# PROVIDED MATERIAL
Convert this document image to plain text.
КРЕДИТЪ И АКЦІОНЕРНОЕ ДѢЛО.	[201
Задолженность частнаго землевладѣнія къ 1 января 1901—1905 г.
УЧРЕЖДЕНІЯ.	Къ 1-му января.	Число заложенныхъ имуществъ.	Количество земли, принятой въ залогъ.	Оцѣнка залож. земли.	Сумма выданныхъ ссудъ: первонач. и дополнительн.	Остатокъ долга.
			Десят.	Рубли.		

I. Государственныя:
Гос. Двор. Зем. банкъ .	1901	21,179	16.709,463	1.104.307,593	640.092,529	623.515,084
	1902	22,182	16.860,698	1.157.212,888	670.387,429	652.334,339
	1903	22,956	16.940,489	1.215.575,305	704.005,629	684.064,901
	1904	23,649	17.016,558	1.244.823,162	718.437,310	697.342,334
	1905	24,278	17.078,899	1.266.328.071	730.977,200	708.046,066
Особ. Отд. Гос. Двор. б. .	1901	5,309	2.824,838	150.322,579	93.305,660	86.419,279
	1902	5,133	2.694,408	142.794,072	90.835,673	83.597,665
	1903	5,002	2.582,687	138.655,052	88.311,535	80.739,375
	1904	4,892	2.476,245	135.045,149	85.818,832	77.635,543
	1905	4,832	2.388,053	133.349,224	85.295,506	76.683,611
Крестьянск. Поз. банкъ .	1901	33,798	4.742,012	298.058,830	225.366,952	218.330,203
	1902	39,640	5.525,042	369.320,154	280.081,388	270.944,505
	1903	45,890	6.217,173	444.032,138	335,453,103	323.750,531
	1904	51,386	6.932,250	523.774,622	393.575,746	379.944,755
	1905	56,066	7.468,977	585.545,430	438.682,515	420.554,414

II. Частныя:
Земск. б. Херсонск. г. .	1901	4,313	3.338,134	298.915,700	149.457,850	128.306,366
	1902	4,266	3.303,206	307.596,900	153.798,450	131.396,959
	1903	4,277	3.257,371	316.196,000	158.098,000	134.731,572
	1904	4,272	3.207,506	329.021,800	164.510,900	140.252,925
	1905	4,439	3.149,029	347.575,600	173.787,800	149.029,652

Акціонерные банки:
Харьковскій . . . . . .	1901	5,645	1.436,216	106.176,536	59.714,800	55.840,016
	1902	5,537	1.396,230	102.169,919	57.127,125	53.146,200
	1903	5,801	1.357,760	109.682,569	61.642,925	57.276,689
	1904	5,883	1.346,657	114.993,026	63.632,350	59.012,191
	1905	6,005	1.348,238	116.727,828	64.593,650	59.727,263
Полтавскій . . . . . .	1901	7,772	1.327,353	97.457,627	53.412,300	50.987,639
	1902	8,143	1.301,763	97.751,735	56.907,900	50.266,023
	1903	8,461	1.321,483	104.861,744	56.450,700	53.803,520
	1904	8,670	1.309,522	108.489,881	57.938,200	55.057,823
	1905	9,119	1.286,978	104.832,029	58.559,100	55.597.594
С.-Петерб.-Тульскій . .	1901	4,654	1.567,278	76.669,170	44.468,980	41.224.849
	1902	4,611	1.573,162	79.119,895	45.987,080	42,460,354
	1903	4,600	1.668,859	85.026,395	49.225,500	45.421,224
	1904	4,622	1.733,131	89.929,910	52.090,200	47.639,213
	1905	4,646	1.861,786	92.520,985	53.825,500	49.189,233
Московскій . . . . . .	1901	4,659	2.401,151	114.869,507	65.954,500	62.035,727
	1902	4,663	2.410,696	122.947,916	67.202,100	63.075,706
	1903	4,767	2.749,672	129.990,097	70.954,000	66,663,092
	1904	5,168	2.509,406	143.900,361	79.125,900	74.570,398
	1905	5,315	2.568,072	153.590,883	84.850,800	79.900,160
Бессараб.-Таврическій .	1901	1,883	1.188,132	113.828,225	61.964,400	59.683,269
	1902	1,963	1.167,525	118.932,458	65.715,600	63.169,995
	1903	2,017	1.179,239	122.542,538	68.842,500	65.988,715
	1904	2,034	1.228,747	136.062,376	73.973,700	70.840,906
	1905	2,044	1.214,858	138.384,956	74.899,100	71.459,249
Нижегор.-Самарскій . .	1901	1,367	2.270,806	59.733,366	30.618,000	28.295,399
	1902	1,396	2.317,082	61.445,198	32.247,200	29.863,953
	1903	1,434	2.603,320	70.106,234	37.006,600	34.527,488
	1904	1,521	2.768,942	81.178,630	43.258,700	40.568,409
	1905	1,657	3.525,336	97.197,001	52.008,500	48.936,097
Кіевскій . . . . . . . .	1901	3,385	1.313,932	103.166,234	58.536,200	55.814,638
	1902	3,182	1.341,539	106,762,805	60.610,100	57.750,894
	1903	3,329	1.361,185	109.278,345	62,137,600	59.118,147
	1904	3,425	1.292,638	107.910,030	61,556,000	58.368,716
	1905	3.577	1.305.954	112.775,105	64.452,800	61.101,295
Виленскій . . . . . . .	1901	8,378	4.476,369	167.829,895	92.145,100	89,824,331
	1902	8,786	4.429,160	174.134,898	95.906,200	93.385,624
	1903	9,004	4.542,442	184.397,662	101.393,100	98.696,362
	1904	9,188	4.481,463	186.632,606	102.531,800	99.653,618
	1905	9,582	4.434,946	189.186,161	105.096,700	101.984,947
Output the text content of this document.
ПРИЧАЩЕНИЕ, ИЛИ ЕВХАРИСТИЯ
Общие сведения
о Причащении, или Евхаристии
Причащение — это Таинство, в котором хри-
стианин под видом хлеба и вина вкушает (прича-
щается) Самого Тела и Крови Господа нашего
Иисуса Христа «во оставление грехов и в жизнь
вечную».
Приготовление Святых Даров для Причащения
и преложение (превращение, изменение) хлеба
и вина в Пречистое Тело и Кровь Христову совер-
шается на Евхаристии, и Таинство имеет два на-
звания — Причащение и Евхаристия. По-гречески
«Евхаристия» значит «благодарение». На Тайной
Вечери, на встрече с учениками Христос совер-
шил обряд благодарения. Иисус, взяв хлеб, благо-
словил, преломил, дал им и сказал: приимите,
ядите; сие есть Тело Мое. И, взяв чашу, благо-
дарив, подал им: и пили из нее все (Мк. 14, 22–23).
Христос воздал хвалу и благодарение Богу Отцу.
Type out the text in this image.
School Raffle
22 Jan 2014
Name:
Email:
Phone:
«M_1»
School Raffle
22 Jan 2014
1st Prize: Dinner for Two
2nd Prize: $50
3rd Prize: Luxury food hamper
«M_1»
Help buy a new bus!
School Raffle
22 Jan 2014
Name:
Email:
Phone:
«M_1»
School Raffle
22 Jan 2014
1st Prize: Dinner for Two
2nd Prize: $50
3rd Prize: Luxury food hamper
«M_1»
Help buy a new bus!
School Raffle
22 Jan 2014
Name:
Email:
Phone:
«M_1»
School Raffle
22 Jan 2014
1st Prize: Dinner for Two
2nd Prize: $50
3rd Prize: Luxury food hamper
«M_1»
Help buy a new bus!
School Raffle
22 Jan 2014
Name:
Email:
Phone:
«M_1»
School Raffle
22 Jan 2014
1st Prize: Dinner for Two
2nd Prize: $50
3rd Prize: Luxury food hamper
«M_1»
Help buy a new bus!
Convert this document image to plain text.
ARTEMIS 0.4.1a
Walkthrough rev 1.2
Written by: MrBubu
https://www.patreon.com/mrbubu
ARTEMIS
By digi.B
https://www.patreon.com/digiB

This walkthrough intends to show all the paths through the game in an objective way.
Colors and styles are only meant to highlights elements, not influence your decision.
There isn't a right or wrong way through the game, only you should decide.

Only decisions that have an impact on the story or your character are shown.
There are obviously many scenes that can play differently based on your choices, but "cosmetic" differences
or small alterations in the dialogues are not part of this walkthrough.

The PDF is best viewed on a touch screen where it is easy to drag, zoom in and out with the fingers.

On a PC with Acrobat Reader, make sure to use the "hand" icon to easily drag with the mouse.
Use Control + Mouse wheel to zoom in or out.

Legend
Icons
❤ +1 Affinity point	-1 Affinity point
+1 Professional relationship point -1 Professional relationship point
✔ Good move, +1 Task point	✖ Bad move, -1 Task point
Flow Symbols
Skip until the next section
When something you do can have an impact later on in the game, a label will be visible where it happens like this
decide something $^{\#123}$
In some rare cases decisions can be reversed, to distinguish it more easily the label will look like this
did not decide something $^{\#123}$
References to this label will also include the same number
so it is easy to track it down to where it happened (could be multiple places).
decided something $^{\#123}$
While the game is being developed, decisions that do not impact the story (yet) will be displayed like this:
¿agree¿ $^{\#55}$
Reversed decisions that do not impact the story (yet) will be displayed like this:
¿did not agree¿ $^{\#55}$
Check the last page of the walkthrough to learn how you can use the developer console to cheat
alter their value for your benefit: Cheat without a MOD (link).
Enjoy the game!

# GIVEN EXERCISE
Which lines hold the word "story"? Return all of them from the records above.

# ANSWER BELOW
Only decisions that have an impact on the story or your character are shown.
While the game is being developed, decisions that do not impact the story (yet) will be displayed like this:
Reversed decisions that do not impact the story (yet) will be displayed like this:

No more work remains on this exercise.